• _Task statement_: Retype every one of the rows below word for word, leaving out the pictures.

Element location rows:
□ □ □ □ □ □ □
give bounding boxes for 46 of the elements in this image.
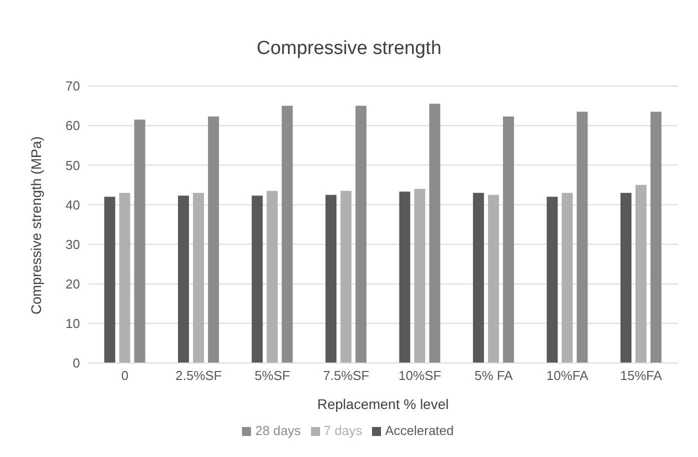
bar [546,196,558,363]
x-tick-label: 5%SF [254,368,290,384]
bar [472,192,484,363]
legend-label: 7 days [324,423,362,438]
bar [119,192,130,363]
chart-title: Compressive strength [256,38,442,60]
bar [340,190,352,363]
x-tick-label: 10%SF [398,368,442,384]
y-axis-title: Compressive strength (MPa) [28,136,44,314]
bar [192,192,204,363]
bar [488,194,499,363]
bar [134,120,146,363]
y-tick-label: 20 [66,276,80,292]
bar [650,112,662,363]
bar [178,196,189,363]
bar [355,106,366,363]
y-tick-label: 30 [66,236,80,252]
bar [635,184,646,363]
x-tick-label: 10%FA [546,368,589,384]
legend-label: Accelerated [385,423,454,438]
bar [252,196,263,363]
bar [266,190,278,363]
bar [208,116,219,363]
bar [399,192,410,363]
legend-label: 28 days [255,423,301,438]
bar [282,106,293,363]
x-tick-label: 15%FA [620,368,662,384]
bar [414,188,426,363]
x-tick-label: 0 [121,368,128,384]
bar [562,192,573,363]
x-axis-title: Replacement % level [317,396,449,412]
bar [502,116,514,363]
bar [325,194,336,363]
y-tick-label: 60 [66,118,80,134]
y-tick-label: 70 [66,78,80,94]
bar [576,112,588,363]
bar [620,192,632,363]
y-tick-label: 40 [66,197,80,212]
x-tick-label: 2.5%SF [176,368,222,384]
x-tick-label: 7.5%SF [323,368,370,384]
y-tick-label: 0 [72,356,80,371]
y-tick-label: 10 [66,316,80,332]
bar [104,196,116,363]
y-tick-label: 50 [66,158,80,173]
x-tick-label: 5% FA [474,368,514,384]
bar [429,104,440,363]
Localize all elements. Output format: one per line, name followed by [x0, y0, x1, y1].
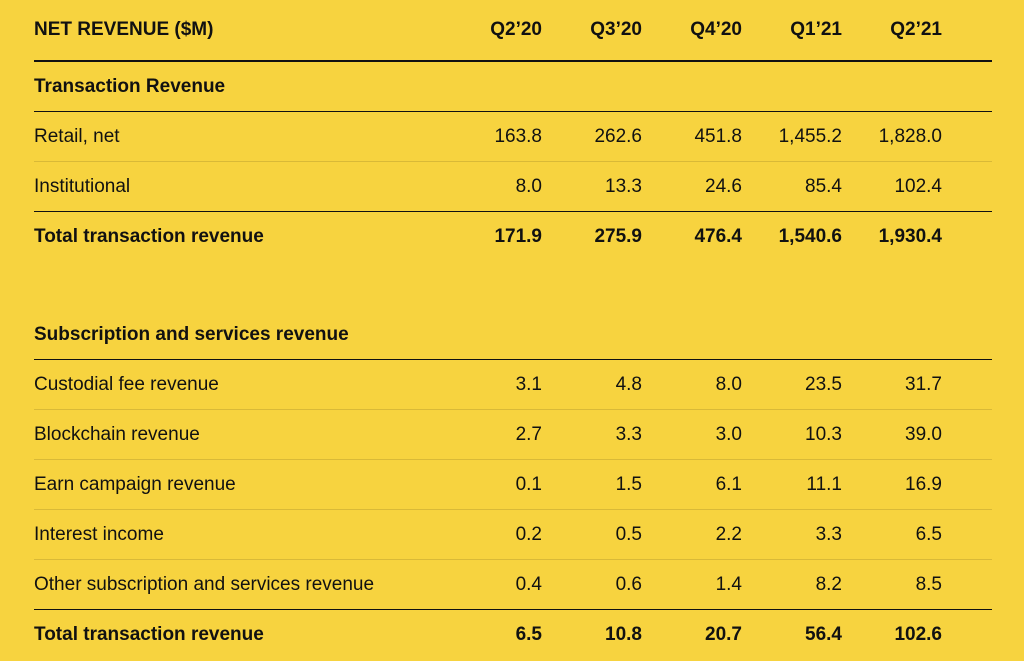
cell-value: 1.4: [715, 573, 742, 595]
cell-value: 262.6: [594, 125, 642, 147]
column-header-q2-21: Q2’21: [890, 19, 942, 40]
cell-value: 6.1: [715, 473, 742, 495]
total-value: 1,540.6: [778, 226, 842, 247]
total-label: Total transaction revenue: [34, 226, 264, 247]
total-value: 56.4: [805, 624, 842, 645]
row-label: Other subscription and services revenue: [34, 573, 375, 595]
cell-value: 0.2: [515, 523, 542, 545]
cell-value: 102.4: [894, 175, 942, 197]
cell-value: 8.0: [515, 175, 542, 197]
section-spacer: [34, 262, 992, 310]
section-label: Subscription and services revenue: [34, 323, 349, 345]
total-value: 10.8: [605, 624, 642, 645]
section-label: Transaction Revenue: [34, 75, 226, 97]
column-header-q3-20: Q3’20: [590, 19, 642, 40]
total-value: 171.9: [494, 226, 542, 247]
cell-value: 6.5: [915, 523, 942, 545]
total-value: 1,930.4: [878, 226, 942, 247]
section-transaction-revenue: Transaction Revenue: [34, 62, 992, 112]
cell-value: 31.7: [905, 373, 942, 395]
row-label: Blockchain revenue: [34, 423, 200, 445]
total-value: 275.9: [594, 226, 642, 247]
total-value: 102.6: [894, 624, 942, 645]
cell-value: 8.0: [715, 373, 742, 395]
table-row: Blockchain revenue 2.7 3.3 3.0 10.3 39.0: [34, 410, 992, 460]
row-label: Institutional: [34, 175, 131, 197]
cell-value: 0.5: [615, 523, 642, 545]
table-row: Institutional 8.0 13.3 24.6 85.4 102.4: [34, 162, 992, 212]
column-header-q1-21: Q1’21: [790, 19, 842, 40]
row-label: Custodial fee revenue: [34, 373, 219, 395]
section-subscription-revenue: Subscription and services revenue: [34, 310, 992, 360]
cell-value: 3.3: [615, 423, 642, 445]
row-label: Interest income: [34, 523, 164, 545]
table-row: Custodial fee revenue 3.1 4.8 8.0 23.5 3…: [34, 360, 992, 410]
cell-value: 24.6: [705, 175, 742, 197]
cell-value: 2.2: [715, 523, 742, 545]
net-revenue-table: NET REVENUE ($M) Q2’20 Q3’20 Q4’20 Q1’21…: [34, 0, 992, 660]
cell-value: 0.6: [615, 573, 642, 595]
cell-value: 1,828.0: [878, 125, 942, 147]
cell-value: 16.9: [905, 473, 942, 495]
cell-value: 39.0: [905, 423, 942, 445]
cell-value: 8.2: [815, 573, 842, 595]
total-label: Total transaction revenue: [34, 624, 264, 645]
table-row: Retail, net 163.8 262.6 451.8 1,455.2 1,…: [34, 112, 992, 162]
cell-value: 0.1: [515, 473, 542, 495]
row-label: Retail, net: [34, 125, 120, 147]
column-header-q2-20: Q2’20: [490, 19, 542, 40]
cell-value: 163.8: [494, 125, 542, 147]
cell-value: 451.8: [694, 125, 742, 147]
cell-value: 2.7: [515, 423, 542, 445]
table-row: Other subscription and services revenue …: [34, 560, 992, 610]
column-header-q4-20: Q4’20: [690, 19, 742, 40]
cell-value: 23.5: [805, 373, 842, 395]
table-title: NET REVENUE ($M): [34, 19, 214, 40]
row-label: Earn campaign revenue: [34, 473, 236, 495]
table-row: Interest income 0.2 0.5 2.2 3.3 6.5: [34, 510, 992, 560]
cell-value: 3.0: [715, 423, 742, 445]
total-value: 6.5: [515, 624, 542, 645]
cell-value: 4.8: [615, 373, 642, 395]
total-value: 20.7: [705, 624, 742, 645]
total-row-transaction: Total transaction revenue 171.9 275.9 47…: [34, 212, 992, 262]
cell-value: 10.3: [805, 423, 842, 445]
cell-value: 85.4: [805, 175, 842, 197]
cell-value: 3.1: [515, 373, 542, 395]
table-row: Earn campaign revenue 0.1 1.5 6.1 11.1 1…: [34, 460, 992, 510]
cell-value: 3.3: [815, 523, 842, 545]
total-row-subscription: Total transaction revenue 6.5 10.8 20.7 …: [34, 610, 992, 660]
total-value: 476.4: [694, 226, 742, 247]
cell-value: 13.3: [605, 175, 642, 197]
cell-value: 1,455.2: [778, 125, 842, 147]
cell-value: 8.5: [915, 573, 942, 595]
cell-value: 1.5: [615, 473, 642, 495]
cell-value: 11.1: [806, 473, 842, 495]
cell-value: 0.4: [515, 573, 542, 595]
table-header: NET REVENUE ($M) Q2’20 Q3’20 Q4’20 Q1’21…: [34, 0, 992, 62]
□ □ □ □ □ □ □
• _The response_:
give bounding boxes for 46 of the elements in this image.
bar [546,196,558,363]
x-tick-label: 5%SF [254,368,290,384]
bar [472,192,484,363]
legend-label: 7 days [324,423,362,438]
bar [119,192,130,363]
chart-title: Compressive strength [256,38,442,60]
bar [340,190,352,363]
x-tick-label: 10%SF [398,368,442,384]
y-axis-title: Compressive strength (MPa) [28,136,44,314]
bar [192,192,204,363]
bar [488,194,499,363]
bar [134,120,146,363]
y-tick-label: 20 [66,276,80,292]
bar [650,112,662,363]
bar [178,196,189,363]
bar [355,106,366,363]
y-tick-label: 30 [66,236,80,252]
bar [635,184,646,363]
x-tick-label: 10%FA [546,368,589,384]
legend-label: Accelerated [385,423,454,438]
bar [252,196,263,363]
bar [266,190,278,363]
bar [208,116,219,363]
bar [399,192,410,363]
legend-label: 28 days [255,423,301,438]
bar [282,106,293,363]
x-tick-label: 15%FA [620,368,662,384]
bar [414,188,426,363]
x-tick-label: 0 [121,368,128,384]
bar [562,192,573,363]
x-axis-title: Replacement % level [317,396,449,412]
bar [502,116,514,363]
bar [325,194,336,363]
y-tick-label: 60 [66,118,80,134]
y-tick-label: 70 [66,78,80,94]
bar [576,112,588,363]
bar [620,192,632,363]
y-tick-label: 40 [66,197,80,212]
x-tick-label: 2.5%SF [176,368,222,384]
x-tick-label: 7.5%SF [323,368,370,384]
y-tick-label: 0 [72,356,80,371]
y-tick-label: 10 [66,316,80,332]
bar [104,196,116,363]
y-tick-label: 50 [66,158,80,173]
x-tick-label: 5% FA [474,368,514,384]
bar [429,104,440,363]
Localize all elements. Output format: one per line, name followed by [x0, y0, x1, y1].
cell-value: 1.4: [715, 573, 742, 595]
cell-value: 262.6: [594, 125, 642, 147]
column-header-q2-21: Q2’21: [890, 19, 942, 40]
cell-value: 6.1: [715, 473, 742, 495]
total-value: 1,540.6: [778, 226, 842, 247]
total-label: Total transaction revenue: [34, 226, 264, 247]
total-value: 56.4: [805, 624, 842, 645]
row-label: Other subscription and services revenue: [34, 573, 375, 595]
cell-value: 0.2: [515, 523, 542, 545]
cell-value: 102.4: [894, 175, 942, 197]
cell-value: 8.0: [515, 175, 542, 197]
section-spacer: [34, 262, 992, 310]
section-label: Subscription and services revenue: [34, 323, 349, 345]
total-value: 10.8: [605, 624, 642, 645]
section-label: Transaction Revenue: [34, 75, 226, 97]
column-header-q3-20: Q3’20: [590, 19, 642, 40]
total-value: 171.9: [494, 226, 542, 247]
cell-value: 6.5: [915, 523, 942, 545]
total-value: 1,930.4: [878, 226, 942, 247]
section-transaction-revenue: Transaction Revenue: [34, 62, 992, 112]
cell-value: 31.7: [905, 373, 942, 395]
row-label: Blockchain revenue: [34, 423, 200, 445]
total-value: 275.9: [594, 226, 642, 247]
total-value: 102.6: [894, 624, 942, 645]
cell-value: 8.0: [715, 373, 742, 395]
table-row: Blockchain revenue 2.7 3.3 3.0 10.3 39.0: [34, 410, 992, 460]
row-label: Institutional: [34, 175, 131, 197]
cell-value: 0.5: [615, 523, 642, 545]
table-row: Institutional 8.0 13.3 24.6 85.4 102.4: [34, 162, 992, 212]
column-header-q1-21: Q1’21: [790, 19, 842, 40]
row-label: Custodial fee revenue: [34, 373, 219, 395]
section-subscription-revenue: Subscription and services revenue: [34, 310, 992, 360]
cell-value: 3.3: [615, 423, 642, 445]
row-label: Interest income: [34, 523, 164, 545]
table-row: Custodial fee revenue 3.1 4.8 8.0 23.5 3…: [34, 360, 992, 410]
cell-value: 24.6: [705, 175, 742, 197]
cell-value: 2.2: [715, 523, 742, 545]
net-revenue-table: NET REVENUE ($M) Q2’20 Q3’20 Q4’20 Q1’21…: [34, 0, 992, 660]
cell-value: 0.6: [615, 573, 642, 595]
cell-value: 1,828.0: [878, 125, 942, 147]
cell-value: 16.9: [905, 473, 942, 495]
cell-value: 39.0: [905, 423, 942, 445]
cell-value: 8.2: [815, 573, 842, 595]
total-label: Total transaction revenue: [34, 624, 264, 645]
table-row: Retail, net 163.8 262.6 451.8 1,455.2 1,…: [34, 112, 992, 162]
cell-value: 0.1: [515, 473, 542, 495]
row-label: Retail, net: [34, 125, 120, 147]
column-header-q2-20: Q2’20: [490, 19, 542, 40]
cell-value: 163.8: [494, 125, 542, 147]
cell-value: 451.8: [694, 125, 742, 147]
cell-value: 2.7: [515, 423, 542, 445]
table-row: Other subscription and services revenue …: [34, 560, 992, 610]
column-header-q4-20: Q4’20: [690, 19, 742, 40]
cell-value: 23.5: [805, 373, 842, 395]
table-title: NET REVENUE ($M): [34, 19, 214, 40]
row-label: Earn campaign revenue: [34, 473, 236, 495]
table-row: Interest income 0.2 0.5 2.2 3.3 6.5: [34, 510, 992, 560]
cell-value: 3.0: [715, 423, 742, 445]
total-value: 6.5: [515, 624, 542, 645]
cell-value: 4.8: [615, 373, 642, 395]
total-value: 20.7: [705, 624, 742, 645]
total-row-transaction: Total transaction revenue 171.9 275.9 47…: [34, 212, 992, 262]
cell-value: 10.3: [805, 423, 842, 445]
cell-value: 85.4: [805, 175, 842, 197]
cell-value: 3.1: [515, 373, 542, 395]
table-row: Earn campaign revenue 0.1 1.5 6.1 11.1 1…: [34, 460, 992, 510]
cell-value: 3.3: [815, 523, 842, 545]
total-row-subscription: Total transaction revenue 6.5 10.8 20.7 …: [34, 610, 992, 660]
total-value: 476.4: [694, 226, 742, 247]
cell-value: 13.3: [605, 175, 642, 197]
cell-value: 1,455.2: [778, 125, 842, 147]
cell-value: 8.5: [915, 573, 942, 595]
cell-value: 1.5: [615, 473, 642, 495]
cell-value: 11.1: [806, 473, 842, 495]
cell-value: 0.4: [515, 573, 542, 595]
table-header: NET REVENUE ($M) Q2’20 Q3’20 Q4’20 Q1’21…: [34, 0, 992, 62]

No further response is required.